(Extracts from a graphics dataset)
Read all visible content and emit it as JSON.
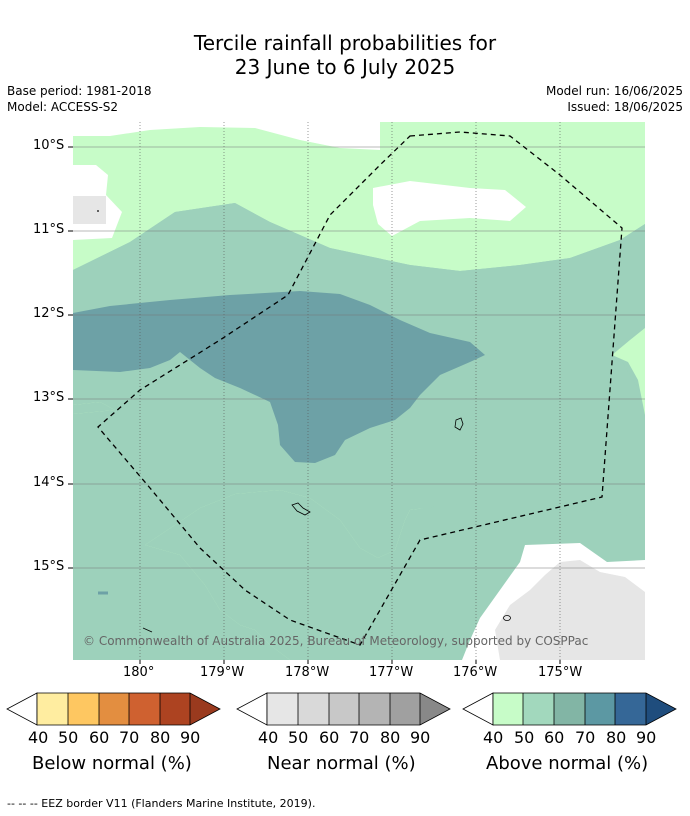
{
  "title": {
    "line1": "Tercile rainfall probabilities for",
    "line2": "23 June to 6 July 2025"
  },
  "meta": {
    "base_period": "Base period: 1981-2018",
    "model": "Model: ACCESS-S2",
    "model_run": "Model run: 16/06/2025",
    "issued": "Issued: 18/06/2025"
  },
  "map": {
    "lat_labels": [
      "10°S",
      "11°S",
      "12°S",
      "13°S",
      "14°S",
      "15°S"
    ],
    "lon_labels": [
      "180°",
      "179°W",
      "178°W",
      "177°W",
      "176°W",
      "175°W"
    ],
    "copyright": "© Commonwealth of Australia 2025, Bureau of Meteorology, supported by COSPPac"
  },
  "colorbars": [
    {
      "label": "Below normal (%)",
      "ticks": [
        "40",
        "50",
        "60",
        "70",
        "80",
        "90"
      ],
      "colors": [
        "#ffffff",
        "#ffeda0",
        "#fec761",
        "#e38e40",
        "#cf6130",
        "#ad4321",
        "#9a3a1e"
      ]
    },
    {
      "label": "Near normal (%)",
      "ticks": [
        "40",
        "50",
        "60",
        "70",
        "80",
        "90"
      ],
      "colors": [
        "#ffffff",
        "#e6e6e6",
        "#d9d9d9",
        "#c8c8c8",
        "#b4b4b4",
        "#a0a0a0",
        "#888888"
      ]
    },
    {
      "label": "Above normal (%)",
      "ticks": [
        "40",
        "50",
        "60",
        "70",
        "80",
        "90"
      ],
      "colors": [
        "#ffffff",
        "#c7fcc8",
        "#a2d8bd",
        "#82b5a5",
        "#5c98a3",
        "#356797",
        "#1f4d7d"
      ]
    }
  ],
  "eez_note": "--  --  -- EEZ border V11 (Flanders Marine Institute, 2019).",
  "colors": {
    "above_40_50": "#c7fcc8",
    "above_50_60": "#9dd1bb",
    "above_60_70": "#6da1a6",
    "near_40_50": "#e6e6e6"
  }
}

WRITTEN PROBLEM: Your job is to transcribe the entries above exactly; skip the pictures.

EXPECTED ANSWER:
Read all visible content and emit it as JSON.
{
  "title": {
    "line1": "Tercile rainfall probabilities for",
    "line2": "23 June to 6 July 2025"
  },
  "meta": {
    "base_period": "Base period: 1981-2018",
    "model": "Model: ACCESS-S2",
    "model_run": "Model run: 16/06/2025",
    "issued": "Issued: 18/06/2025"
  },
  "map": {
    "lat_labels": [
      "10°S",
      "11°S",
      "12°S",
      "13°S",
      "14°S",
      "15°S"
    ],
    "lon_labels": [
      "180°",
      "179°W",
      "178°W",
      "177°W",
      "176°W",
      "175°W"
    ],
    "copyright": "© Commonwealth of Australia 2025, Bureau of Meteorology, supported by COSPPac"
  },
  "colorbars": [
    {
      "label": "Below normal (%)",
      "ticks": [
        "40",
        "50",
        "60",
        "70",
        "80",
        "90"
      ],
      "colors": [
        "#ffffff",
        "#ffeda0",
        "#fec761",
        "#e38e40",
        "#cf6130",
        "#ad4321",
        "#9a3a1e"
      ]
    },
    {
      "label": "Near normal (%)",
      "ticks": [
        "40",
        "50",
        "60",
        "70",
        "80",
        "90"
      ],
      "colors": [
        "#ffffff",
        "#e6e6e6",
        "#d9d9d9",
        "#c8c8c8",
        "#b4b4b4",
        "#a0a0a0",
        "#888888"
      ]
    },
    {
      "label": "Above normal (%)",
      "ticks": [
        "40",
        "50",
        "60",
        "70",
        "80",
        "90"
      ],
      "colors": [
        "#ffffff",
        "#c7fcc8",
        "#a2d8bd",
        "#82b5a5",
        "#5c98a3",
        "#356797",
        "#1f4d7d"
      ]
    }
  ],
  "eez_note": "--  --  -- EEZ border V11 (Flanders Marine Institute, 2019).",
  "colors": {
    "above_40_50": "#c7fcc8",
    "above_50_60": "#9dd1bb",
    "above_60_70": "#6da1a6",
    "near_40_50": "#e6e6e6"
  }
}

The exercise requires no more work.